INSTRUCTIONS FOR THE TASK: Write out the data below in full, unchanged, minus the images.

———

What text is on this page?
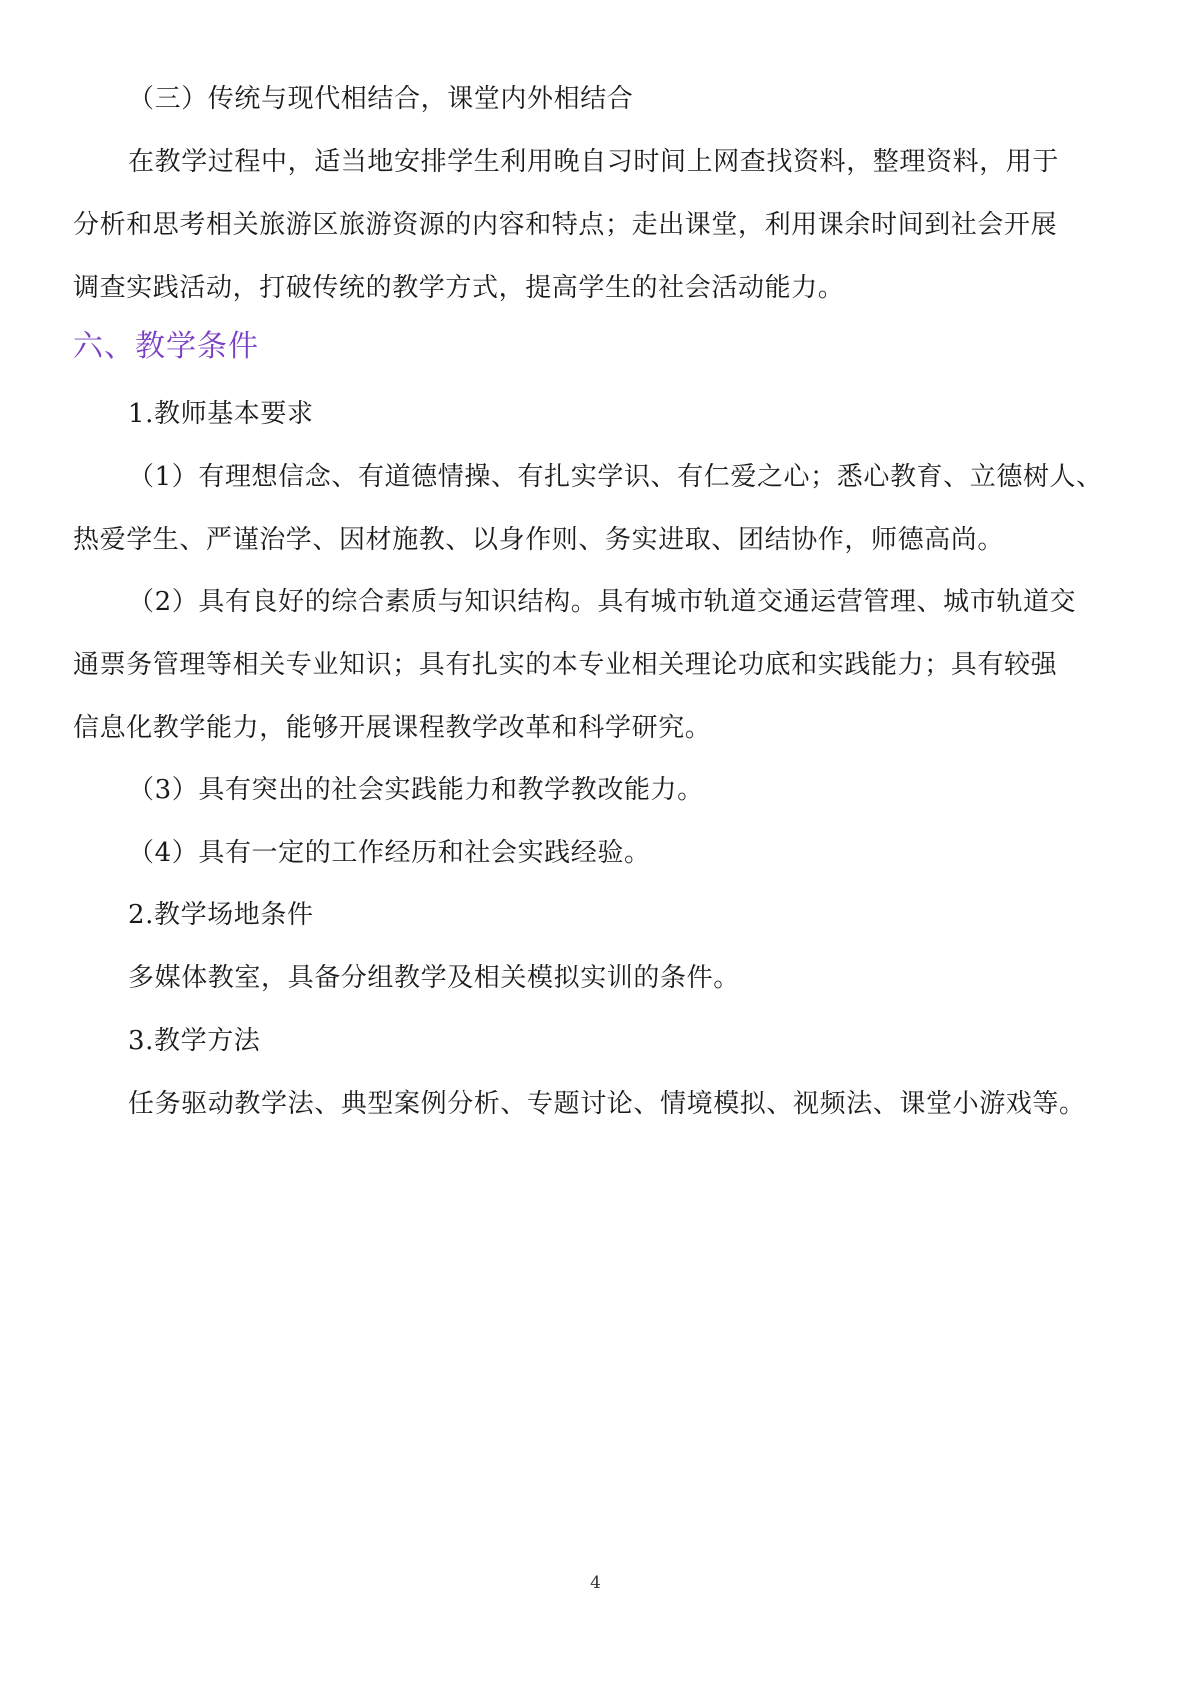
（三）传统与现代相结合，课堂内外相结合
在教学过程中，适当地安排学生利用晚自习时间上网查找资料，整理资料，用于
分析和思考相关旅游区旅游资源的内容和特点；走出课堂，利用课余时间到社会开展
调查实践活动，打破传统的教学方式，提高学生的社会活动能力。
六、教学条件
1.教师基本要求
（1）有理想信念、有道德情操、有扎实学识、有仁爱之心；悉心教育、立德树人、
热爱学生、严谨治学、因材施教、以身作则、务实进取、团结协作，师德高尚。
（2）具有良好的综合素质与知识结构。具有城市轨道交通运营管理、城市轨道交
通票务管理等相关专业知识；具有扎实的本专业相关理论功底和实践能力；具有较强
信息化教学能力，能够开展课程教学改革和科学研究。
（3）具有突出的社会实践能力和教学教改能力。
（4）具有一定的工作经历和社会实践经验。
2.教学场地条件
多媒体教室，具备分组教学及相关模拟实训的条件。
3.教学方法
任务驱动教学法、典型案例分析、专题讨论、情境模拟、视频法、课堂小游戏等。
4
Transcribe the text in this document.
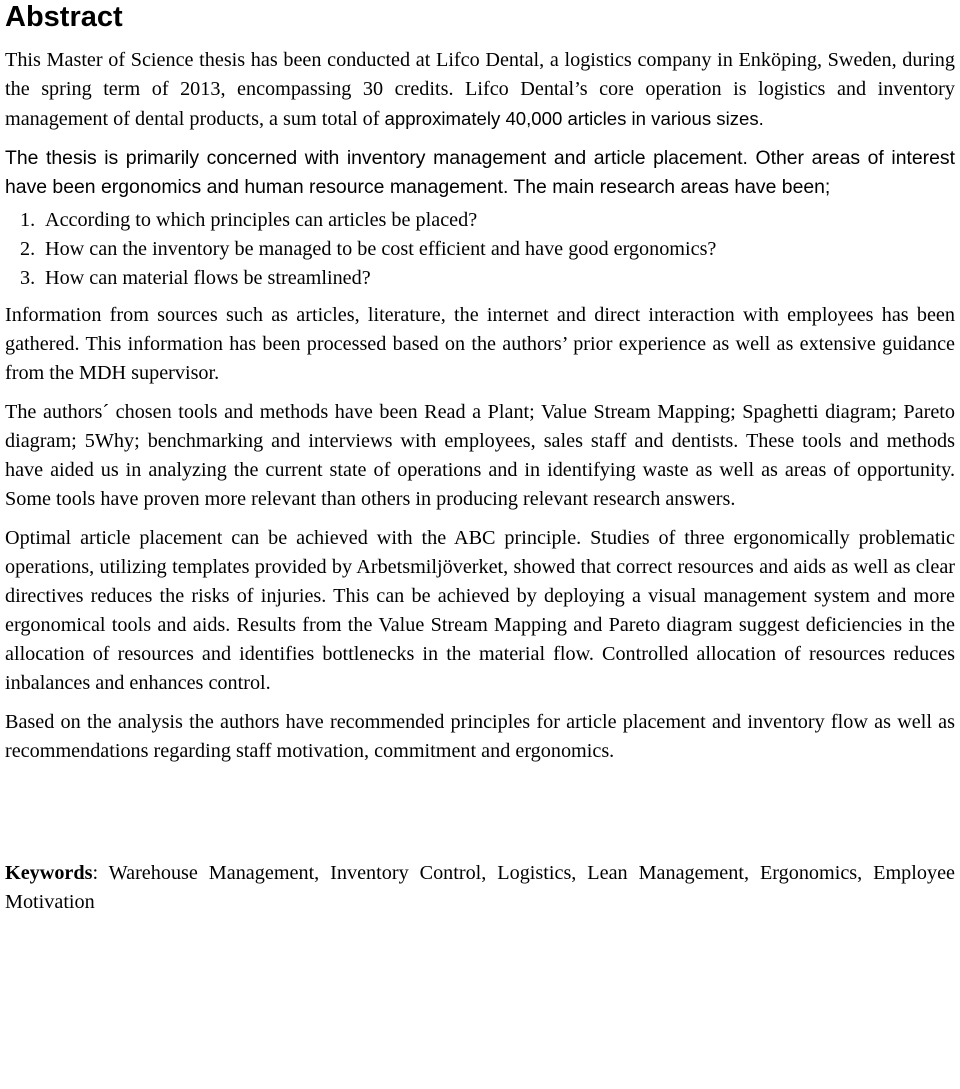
Abstract
This Master of Science thesis has been conducted at Lifco Dental, a logistics company in Enköping, Sweden, during the spring term of 2013, encompassing 30 credits. Lifco Dental’s core operation is logistics and inventory management of dental products, a sum total of approximately 40,000 articles in various sizes.

The thesis is primarily concerned with inventory management and article placement. Other areas of interest have been ergonomics and human resource management. The main research areas have been;

1. According to which principles can articles be placed?
2. How can the inventory be managed to be cost efficient and have good ergonomics?
3. How can material flows be streamlined?

Information from sources such as articles, literature, the internet and direct interaction with employees has been gathered. This information has been processed based on the authors’ prior experience as well as extensive guidance from the MDH supervisor.

The authors´ chosen tools and methods have been Read a Plant; Value Stream Mapping; Spaghetti diagram; Pareto diagram; 5Why; benchmarking and interviews with employees, sales staff and dentists. These tools and methods have aided us in analyzing the current state of operations and in identifying waste as well as areas of opportunity. Some tools have proven more relevant than others in producing relevant research answers.

Optimal article placement can be achieved with the ABC principle. Studies of three ergonomically problematic operations, utilizing templates provided by Arbetsmiljöverket, showed that correct resources and aids as well as clear directives reduces the risks of injuries. This can be achieved by deploying a visual management system and more ergonomical tools and aids. Results from the Value Stream Mapping and Pareto diagram suggest deficiencies in the allocation of resources and identifies bottlenecks in the material flow. Controlled allocation of resources reduces inbalances and enhances control.

Based on the analysis the authors have recommended principles for article placement and inventory flow as well as recommendations regarding staff motivation, commitment and ergonomics.

Keywords: Warehouse Management, Inventory Control, Logistics, Lean Management, Ergonomics, Employee Motivation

———

SOLUTION TO THIS PROBLEM:
What text is on this page?
（三）传统与现代相结合，课堂内外相结合
在教学过程中，适当地安排学生利用晚自习时间上网查找资料，整理资料，用于
分析和思考相关旅游区旅游资源的内容和特点；走出课堂，利用课余时间到社会开展
调查实践活动，打破传统的教学方式，提高学生的社会活动能力。
六、教学条件
1.教师基本要求
（1）有理想信念、有道德情操、有扎实学识、有仁爱之心；悉心教育、立德树人、
热爱学生、严谨治学、因材施教、以身作则、务实进取、团结协作，师德高尚。
（2）具有良好的综合素质与知识结构。具有城市轨道交通运营管理、城市轨道交
通票务管理等相关专业知识；具有扎实的本专业相关理论功底和实践能力；具有较强
信息化教学能力，能够开展课程教学改革和科学研究。
（3）具有突出的社会实践能力和教学教改能力。
（4）具有一定的工作经历和社会实践经验。
2.教学场地条件
多媒体教室，具备分组教学及相关模拟实训的条件。
3.教学方法
任务驱动教学法、典型案例分析、专题讨论、情境模拟、视频法、课堂小游戏等。
4
Transcribe the text in this document.
Abstract
This Master of Science thesis has been conducted at Lifco Dental, a logistics company in Enköping, Sweden, during the spring term of 2013, encompassing 30 credits. Lifco Dental’s core operation is logistics and inventory management of dental products, a sum total of approximately 40,000 articles in various sizes.

The thesis is primarily concerned with inventory management and article placement. Other areas of interest have been ergonomics and human resource management. The main research areas have been;

1. According to which principles can articles be placed?
2. How can the inventory be managed to be cost efficient and have good ergonomics?
3. How can material flows be streamlined?

Information from sources such as articles, literature, the internet and direct interaction with employees has been gathered. This information has been processed based on the authors’ prior experience as well as extensive guidance from the MDH supervisor.

The authors´ chosen tools and methods have been Read a Plant; Value Stream Mapping; Spaghetti diagram; Pareto diagram; 5Why; benchmarking and interviews with employees, sales staff and dentists. These tools and methods have aided us in analyzing the current state of operations and in identifying waste as well as areas of opportunity. Some tools have proven more relevant than others in producing relevant research answers.

Optimal article placement can be achieved with the ABC principle. Studies of three ergonomically problematic operations, utilizing templates provided by Arbetsmiljöverket, showed that correct resources and aids as well as clear directives reduces the risks of injuries. This can be achieved by deploying a visual management system and more ergonomical tools and aids. Results from the Value Stream Mapping and Pareto diagram suggest deficiencies in the allocation of resources and identifies bottlenecks in the material flow. Controlled allocation of resources reduces inbalances and enhances control.

Based on the analysis the authors have recommended principles for article placement and inventory flow as well as recommendations regarding staff motivation, commitment and ergonomics.

Keywords: Warehouse Management, Inventory Control, Logistics, Lean Management, Ergonomics, Employee Motivation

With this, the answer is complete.